— START GIVEN RECORDS —

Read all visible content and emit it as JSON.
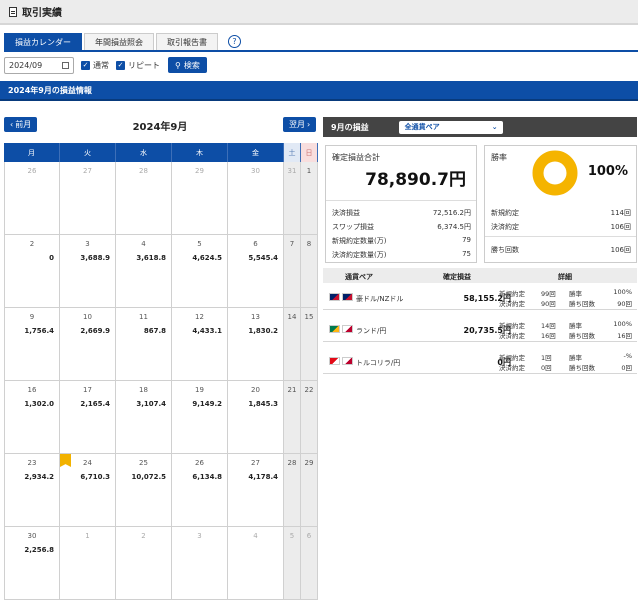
{
  "page": {
    "title": "取引実績"
  },
  "tabs": [
    "損益カレンダー",
    "年間損益照会",
    "取引報告書"
  ],
  "filter": {
    "month": "2024/09",
    "normal_label": "通常",
    "repeat_label": "リピート",
    "search_label": "検索"
  },
  "section_title": "2024年9月の損益情報",
  "calendar": {
    "prev_label": "前月",
    "next_label": "翌月",
    "title": "2024年9月",
    "weekdays": [
      "月",
      "火",
      "水",
      "木",
      "金",
      "土",
      "日"
    ],
    "weeks": [
      [
        {
          "d": "26",
          "v": "",
          "o": true
        },
        {
          "d": "27",
          "v": "",
          "o": true
        },
        {
          "d": "28",
          "v": "",
          "o": true
        },
        {
          "d": "29",
          "v": "",
          "o": true
        },
        {
          "d": "30",
          "v": "",
          "o": true
        },
        {
          "d": "31",
          "v": "",
          "o": true
        },
        {
          "d": "1",
          "v": ""
        }
      ],
      [
        {
          "d": "2",
          "v": "0"
        },
        {
          "d": "3",
          "v": "3,688.9"
        },
        {
          "d": "4",
          "v": "3,618.8"
        },
        {
          "d": "5",
          "v": "4,624.5"
        },
        {
          "d": "6",
          "v": "5,545.4"
        },
        {
          "d": "7",
          "v": ""
        },
        {
          "d": "8",
          "v": ""
        }
      ],
      [
        {
          "d": "9",
          "v": "1,756.4"
        },
        {
          "d": "10",
          "v": "2,669.9"
        },
        {
          "d": "11",
          "v": "867.8"
        },
        {
          "d": "12",
          "v": "4,433.1"
        },
        {
          "d": "13",
          "v": "1,830.2"
        },
        {
          "d": "14",
          "v": ""
        },
        {
          "d": "15",
          "v": ""
        }
      ],
      [
        {
          "d": "16",
          "v": "1,302.0"
        },
        {
          "d": "17",
          "v": "2,165.4"
        },
        {
          "d": "18",
          "v": "3,107.4"
        },
        {
          "d": "19",
          "v": "9,149.2"
        },
        {
          "d": "20",
          "v": "1,845.3"
        },
        {
          "d": "21",
          "v": ""
        },
        {
          "d": "22",
          "v": ""
        }
      ],
      [
        {
          "d": "23",
          "v": "2,934.2"
        },
        {
          "d": "24",
          "v": "6,710.3",
          "badge": true
        },
        {
          "d": "25",
          "v": "10,072.5"
        },
        {
          "d": "26",
          "v": "6,134.8"
        },
        {
          "d": "27",
          "v": "4,178.4"
        },
        {
          "d": "28",
          "v": ""
        },
        {
          "d": "29",
          "v": ""
        }
      ],
      [
        {
          "d": "30",
          "v": "2,256.8"
        },
        {
          "d": "1",
          "v": "",
          "o": true
        },
        {
          "d": "2",
          "v": "",
          "o": true
        },
        {
          "d": "3",
          "v": "",
          "o": true
        },
        {
          "d": "4",
          "v": "",
          "o": true
        },
        {
          "d": "5",
          "v": "",
          "o": true
        },
        {
          "d": "6",
          "v": "",
          "o": true
        }
      ]
    ]
  },
  "summary": {
    "header": "9月の損益",
    "pair_select": "全通貨ペア",
    "confirmed_label": "確定損益合計",
    "confirmed_value": "78,890.7円",
    "rows": [
      {
        "label": "決済損益",
        "value": "72,516.2円"
      },
      {
        "label": "スワップ損益",
        "value": "6,374.5円"
      },
      {
        "label": "新規約定数量(万)",
        "value": "79"
      },
      {
        "label": "決済約定数量(万)",
        "value": "75"
      }
    ],
    "win_label": "勝率",
    "win_pct": "100%",
    "win_fraction": 1.0,
    "win_rows": [
      {
        "label": "新規約定",
        "value": "114回"
      },
      {
        "label": "決済約定",
        "value": "106回"
      },
      {
        "label": "勝ち回数",
        "value": "106回"
      }
    ]
  },
  "table": {
    "headers": [
      "通貨ペア",
      "確定損益",
      "詳細"
    ],
    "rows": [
      {
        "name": "豪ドル/NZドル",
        "value": "58,155.2円",
        "new_label": "新規約定",
        "new": "99回",
        "close_label": "決済約定",
        "close": "90回",
        "rate_label": "勝率",
        "rate": "100%",
        "wins_label": "勝ち回数",
        "wins": "90回"
      },
      {
        "name": "ランド/円",
        "value": "20,735.5円",
        "new_label": "新規約定",
        "new": "14回",
        "close_label": "決済約定",
        "close": "16回",
        "rate_label": "勝率",
        "rate": "100%",
        "wins_label": "勝ち回数",
        "wins": "16回"
      },
      {
        "name": "トルコリラ/円",
        "value": "0円",
        "new_label": "新規約定",
        "new": "1回",
        "close_label": "決済約定",
        "close": "0回",
        "rate_label": "勝率",
        "rate": "-%",
        "wins_label": "勝ち回数",
        "wins": "0回"
      }
    ]
  },
  "colors": {
    "primary": "#0d4ea6",
    "donut": "#f5b400"
  }
}
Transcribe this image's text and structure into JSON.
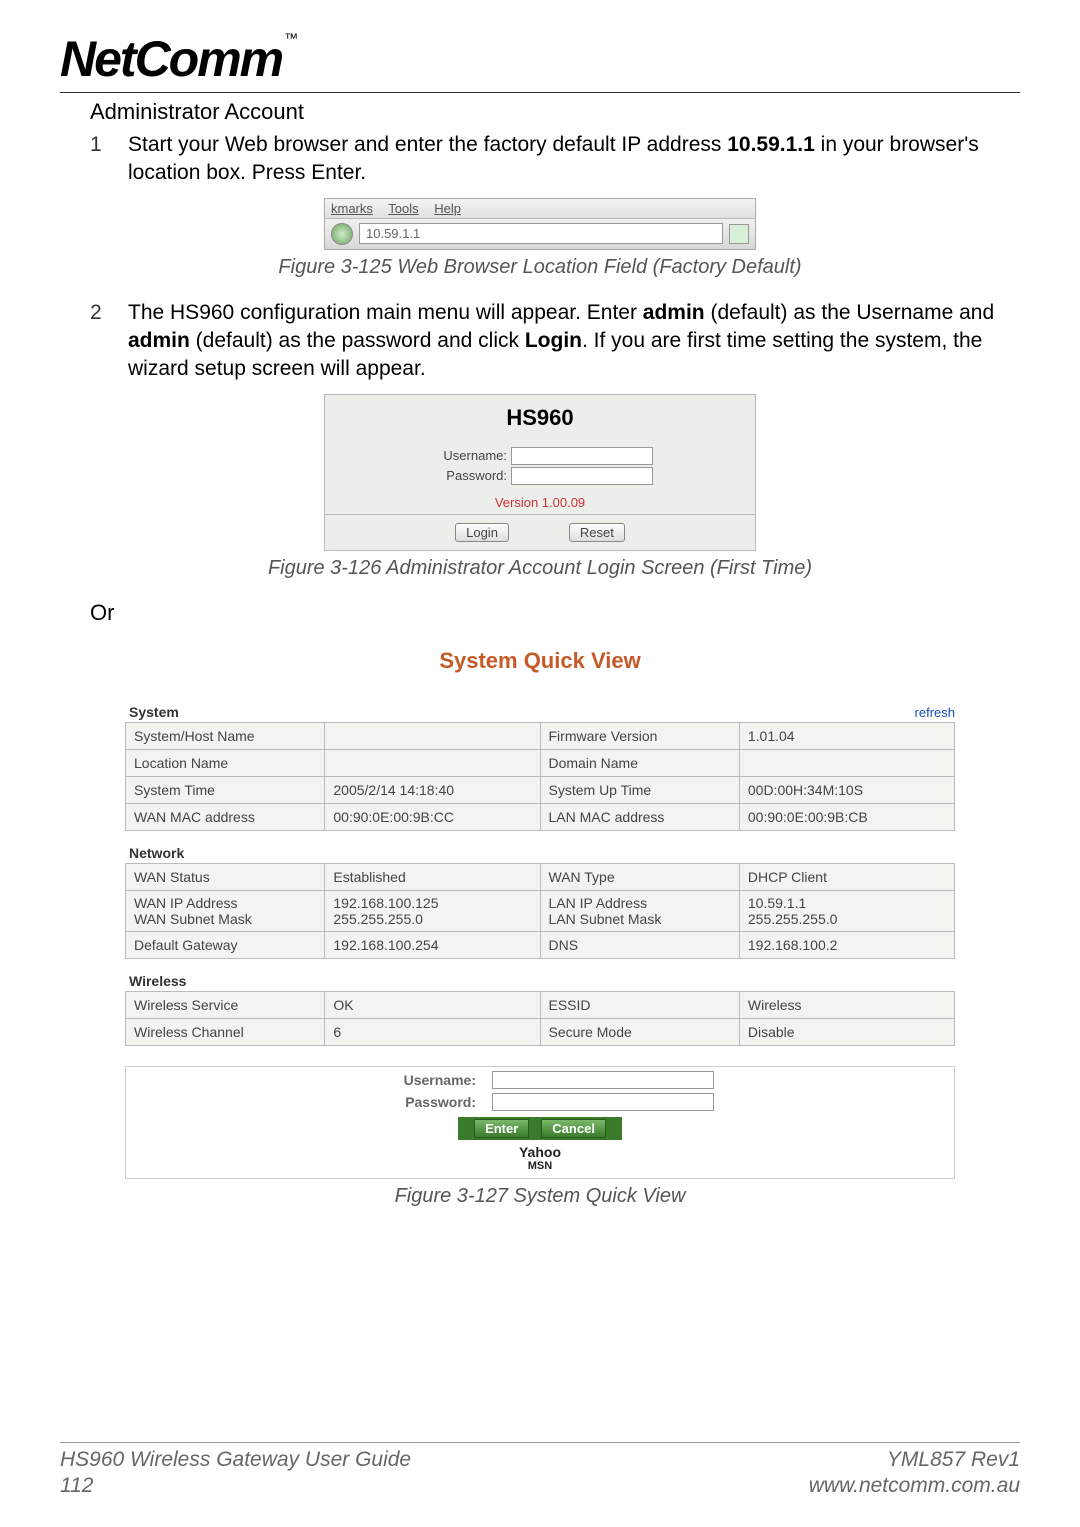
{
  "logo": {
    "text": "NetComm",
    "tm": "™"
  },
  "section_title": "Administrator Account",
  "steps": [
    {
      "num": "1",
      "prefix": "Start your Web browser and enter the factory default IP address ",
      "ip": "10.59.1.1",
      "mid": " in your browser's location box. Press Enter.",
      "suffix": ""
    },
    {
      "num": "2",
      "prefix": "The HS960 configuration main menu will appear. Enter ",
      "b1": "admin",
      "mid1": " (default) as the Username and ",
      "b2": "admin",
      "mid2": " (default) as the password and click ",
      "b3": "Login",
      "suffix": ". If you are first time setting the system, the wizard setup screen will appear."
    }
  ],
  "or_text": "Or",
  "fig125": "Figure 3-125 Web Browser Location Field (Factory Default)",
  "fig126": "Figure 3-126 Administrator Account Login Screen (First Time)",
  "fig127": "Figure 3-127 System Quick View",
  "browser": {
    "menu": [
      "kmarks",
      "Tools",
      "Help"
    ],
    "address": "10.59.1.1"
  },
  "login": {
    "title": "HS960",
    "username_label": "Username:",
    "password_label": "Password:",
    "version": "Version 1.00.09",
    "login_btn": "Login",
    "reset_btn": "Reset"
  },
  "sqv": {
    "title": "System Quick View",
    "refresh": "refresh",
    "groups": {
      "system": {
        "label": "System",
        "rows": [
          [
            "System/Host Name",
            "",
            "Firmware Version",
            "1.01.04"
          ],
          [
            "Location Name",
            "",
            "Domain Name",
            ""
          ],
          [
            "System Time",
            "2005/2/14 14:18:40",
            "System Up Time",
            "00D:00H:34M:10S"
          ],
          [
            "WAN MAC address",
            "00:90:0E:00:9B:CC",
            "LAN MAC address",
            "00:90:0E:00:9B:CB"
          ]
        ]
      },
      "network": {
        "label": "Network",
        "rows": [
          [
            "WAN Status",
            "Established",
            "WAN Type",
            "DHCP Client"
          ],
          [
            "WAN IP Address\nWAN Subnet Mask",
            "192.168.100.125\n255.255.255.0",
            "LAN IP Address\nLAN Subnet Mask",
            "10.59.1.1\n255.255.255.0"
          ],
          [
            "Default Gateway",
            "192.168.100.254",
            "DNS",
            "192.168.100.2"
          ]
        ]
      },
      "wireless": {
        "label": "Wireless",
        "rows": [
          [
            "Wireless Service",
            "OK",
            "ESSID",
            "Wireless"
          ],
          [
            "Wireless Channel",
            "6",
            "Secure Mode",
            "Disable"
          ]
        ]
      }
    },
    "auth": {
      "username_label": "Username:",
      "password_label": "Password:",
      "enter_btn": "Enter",
      "cancel_btn": "Cancel",
      "yahoo": "Yahoo",
      "msn": "MSN"
    }
  },
  "footer": {
    "left_line1": "HS960 Wireless Gateway User Guide",
    "left_line2": "112",
    "right_line1": "YML857 Rev1",
    "right_line2": "www.netcomm.com.au"
  }
}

— END GIVEN RECORDS —

> [GOAL OF THE EXERCISE]: Identify the lines that contain the string "Version", and copy every one of them.

> [TASK RESPONSE]:
    "version": "Version 1.00.09",
            "Firmware Version",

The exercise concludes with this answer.